> [Requirement]: Without changing a character, return the entries, but not the images they hold.

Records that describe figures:
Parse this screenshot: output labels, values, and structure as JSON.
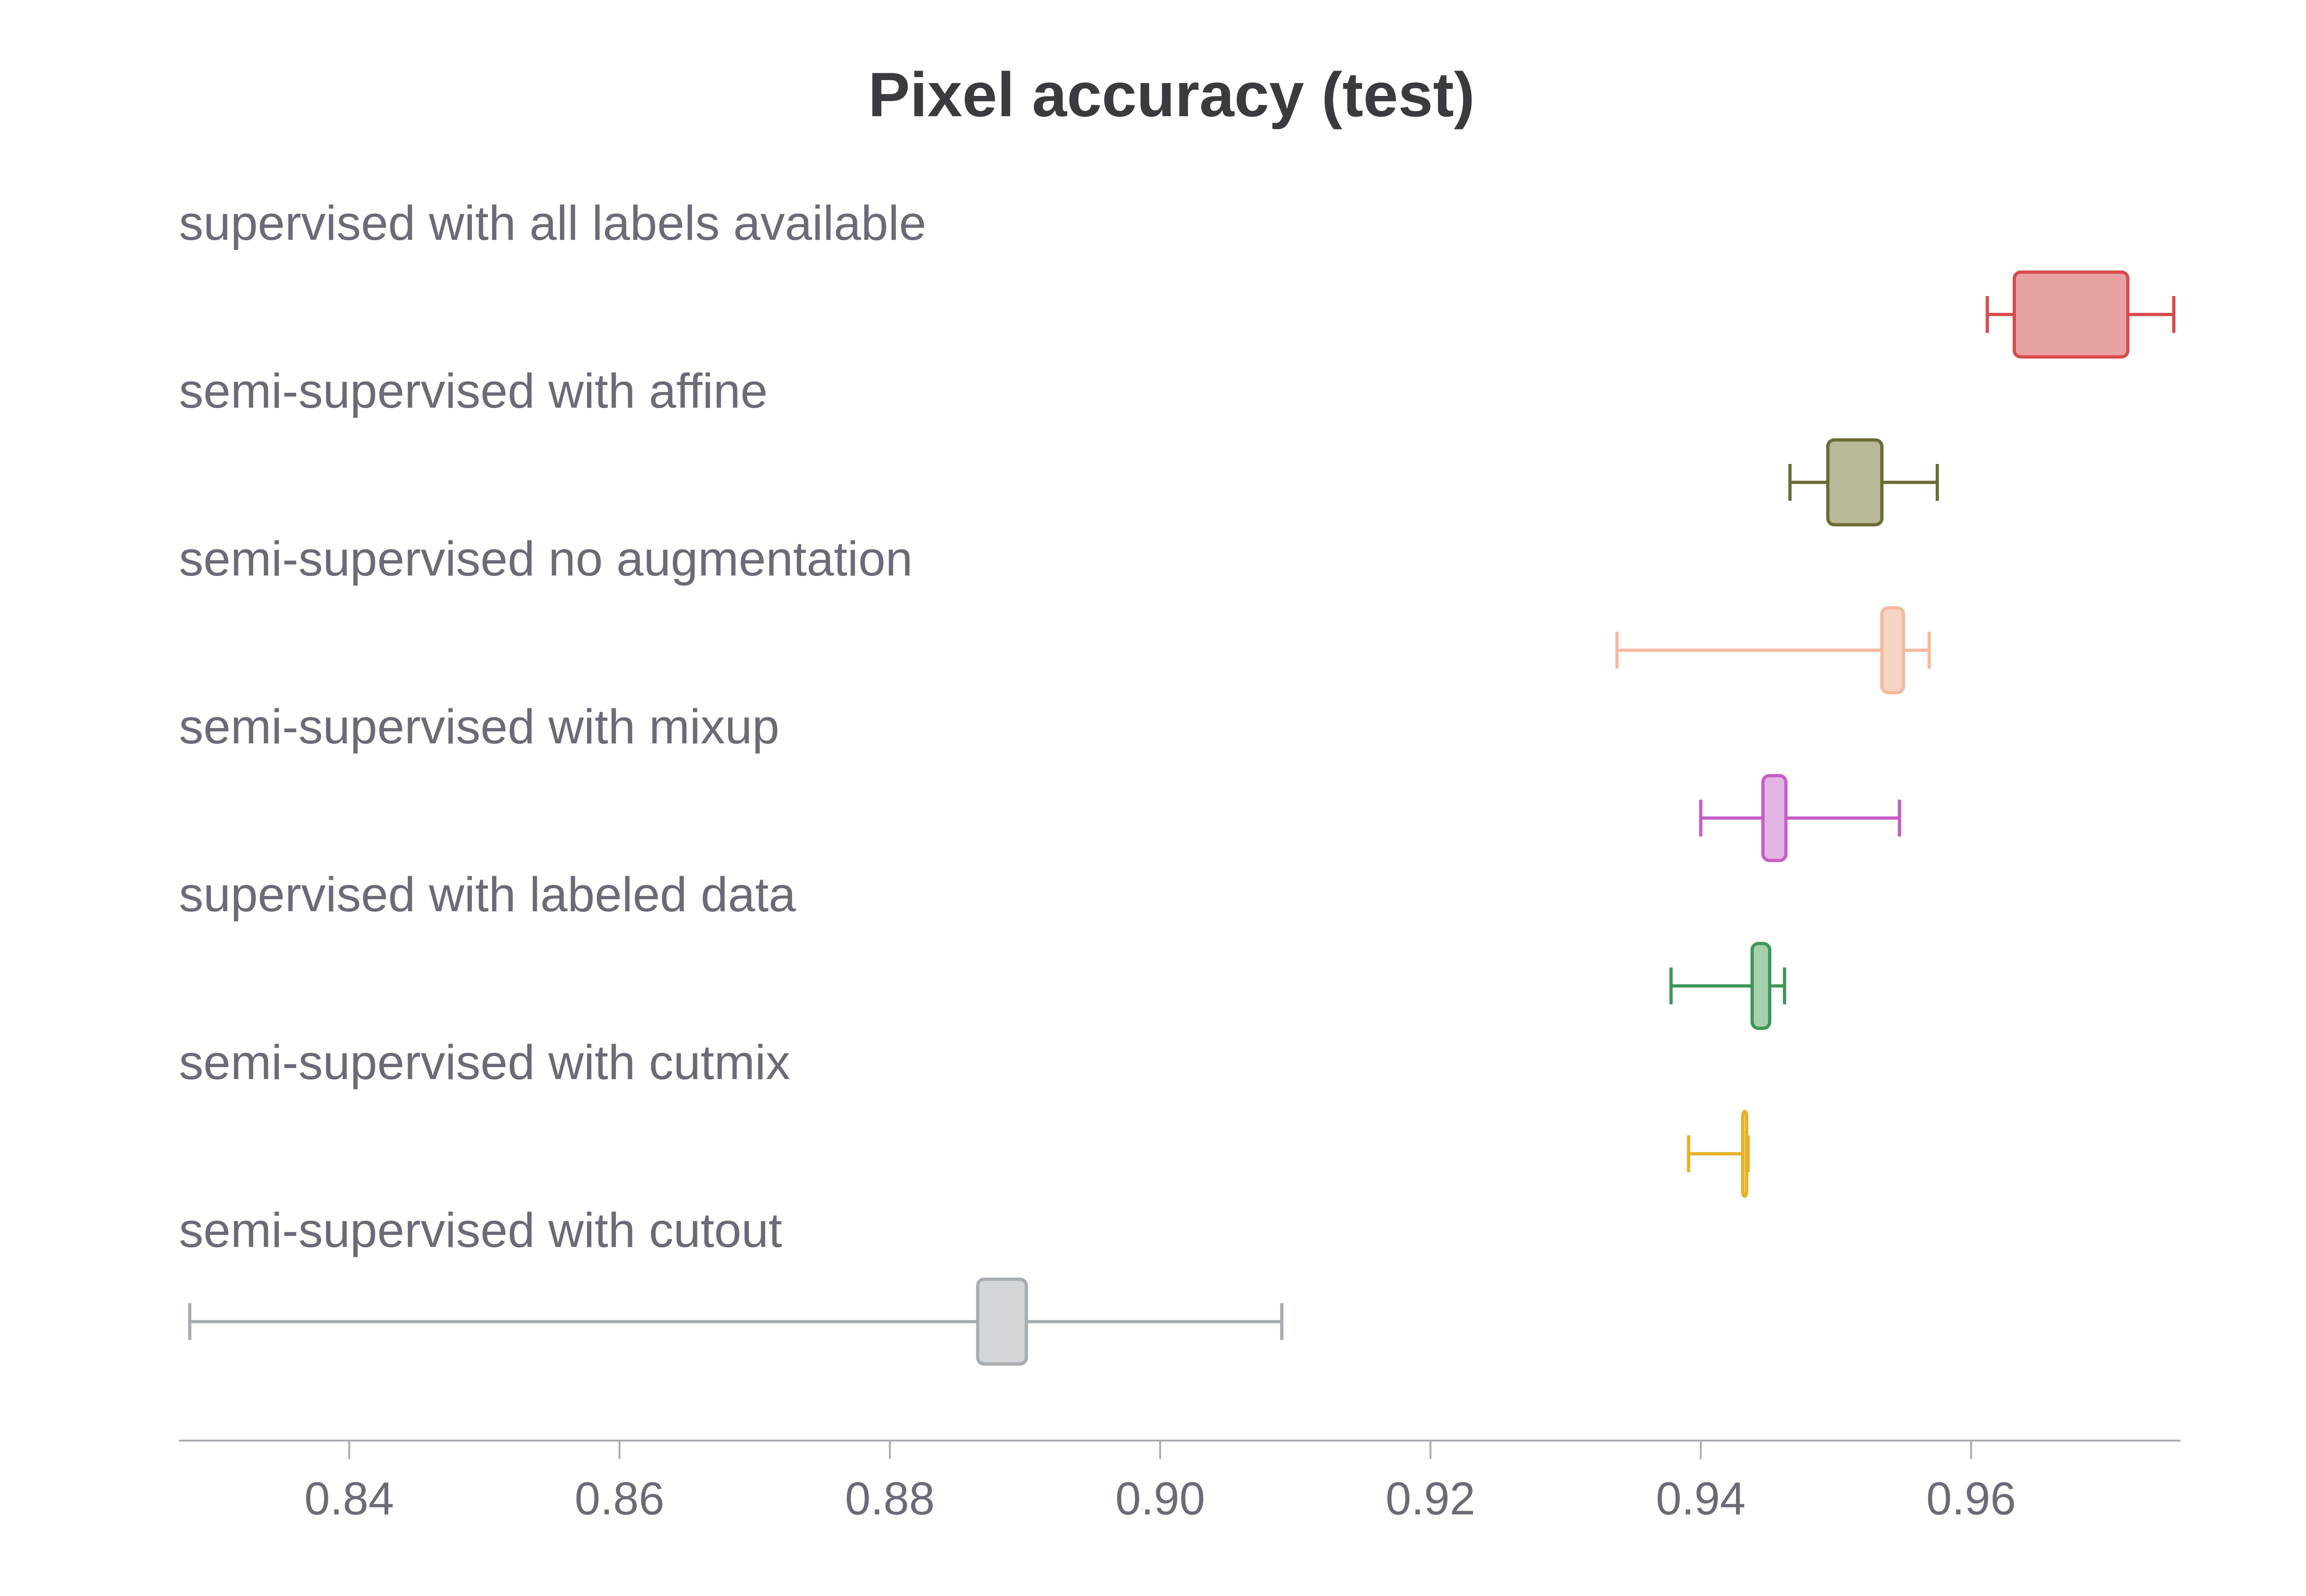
{
  "chart_data": {
    "type": "box",
    "orientation": "horizontal",
    "title": "Pixel accuracy (test)",
    "xlabel": "",
    "ylabel": "",
    "xlim": [
      0.8274,
      0.9755
    ],
    "xticks": [
      0.84,
      0.86,
      0.88,
      0.9,
      0.92,
      0.94,
      0.96
    ],
    "xtick_labels": [
      "0.84",
      "0.86",
      "0.88",
      "0.90",
      "0.92",
      "0.94",
      "0.96"
    ],
    "grid": false,
    "legend": "none",
    "series": [
      {
        "name": "supervised with all labels available",
        "color": "#d94a4a",
        "fill": "#e8a2a2",
        "min": 0.9612,
        "q1": 0.9632,
        "q3": 0.9716,
        "max": 0.975
      },
      {
        "name": "semi-supervised with affine",
        "color": "#6b6b35",
        "fill": "#b9b998",
        "min": 0.9466,
        "q1": 0.9494,
        "q3": 0.9534,
        "max": 0.9575
      },
      {
        "name": "semi-supervised no augmentation",
        "color": "#f4b9a0",
        "fill": "#f7d4c4",
        "min": 0.9338,
        "q1": 0.9534,
        "q3": 0.955,
        "max": 0.9569
      },
      {
        "name": "semi-supervised with mixup",
        "color": "#c65cc8",
        "fill": "#e2b3e3",
        "min": 0.94,
        "q1": 0.9446,
        "q3": 0.9463,
        "max": 0.9547
      },
      {
        "name": "supervised with labeled data",
        "color": "#3f9557",
        "fill": "#a6d1ad",
        "min": 0.9378,
        "q1": 0.9438,
        "q3": 0.9451,
        "max": 0.9462
      },
      {
        "name": "semi-supervised with cutmix",
        "color": "#e8b028",
        "fill": "#f2d57f",
        "min": 0.9391,
        "q1": 0.9431,
        "q3": 0.9434,
        "max": 0.9435
      },
      {
        "name": "semi-supervised with cutout",
        "color": "#a7acb1",
        "fill": "#d3d6d9",
        "min": 0.8282,
        "q1": 0.8865,
        "q3": 0.8901,
        "max": 0.909
      }
    ]
  }
}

> [Solved exercise]:
Parse this screenshot: output labels, values, and structure as JSON.
{
  "chart_data": {
    "type": "box",
    "orientation": "horizontal",
    "title": "Pixel accuracy (test)",
    "xlabel": "",
    "ylabel": "",
    "xlim": [
      0.8274,
      0.9755
    ],
    "xticks": [
      0.84,
      0.86,
      0.88,
      0.9,
      0.92,
      0.94,
      0.96
    ],
    "xtick_labels": [
      "0.84",
      "0.86",
      "0.88",
      "0.90",
      "0.92",
      "0.94",
      "0.96"
    ],
    "grid": false,
    "legend": "none",
    "series": [
      {
        "name": "supervised with all labels available",
        "color": "#d94a4a",
        "fill": "#e8a2a2",
        "min": 0.9612,
        "q1": 0.9632,
        "q3": 0.9716,
        "max": 0.975
      },
      {
        "name": "semi-supervised with affine",
        "color": "#6b6b35",
        "fill": "#b9b998",
        "min": 0.9466,
        "q1": 0.9494,
        "q3": 0.9534,
        "max": 0.9575
      },
      {
        "name": "semi-supervised no augmentation",
        "color": "#f4b9a0",
        "fill": "#f7d4c4",
        "min": 0.9338,
        "q1": 0.9534,
        "q3": 0.955,
        "max": 0.9569
      },
      {
        "name": "semi-supervised with mixup",
        "color": "#c65cc8",
        "fill": "#e2b3e3",
        "min": 0.94,
        "q1": 0.9446,
        "q3": 0.9463,
        "max": 0.9547
      },
      {
        "name": "supervised with labeled data",
        "color": "#3f9557",
        "fill": "#a6d1ad",
        "min": 0.9378,
        "q1": 0.9438,
        "q3": 0.9451,
        "max": 0.9462
      },
      {
        "name": "semi-supervised with cutmix",
        "color": "#e8b028",
        "fill": "#f2d57f",
        "min": 0.9391,
        "q1": 0.9431,
        "q3": 0.9434,
        "max": 0.9435
      },
      {
        "name": "semi-supervised with cutout",
        "color": "#a7acb1",
        "fill": "#d3d6d9",
        "min": 0.8282,
        "q1": 0.8865,
        "q3": 0.8901,
        "max": 0.909
      }
    ]
  }
}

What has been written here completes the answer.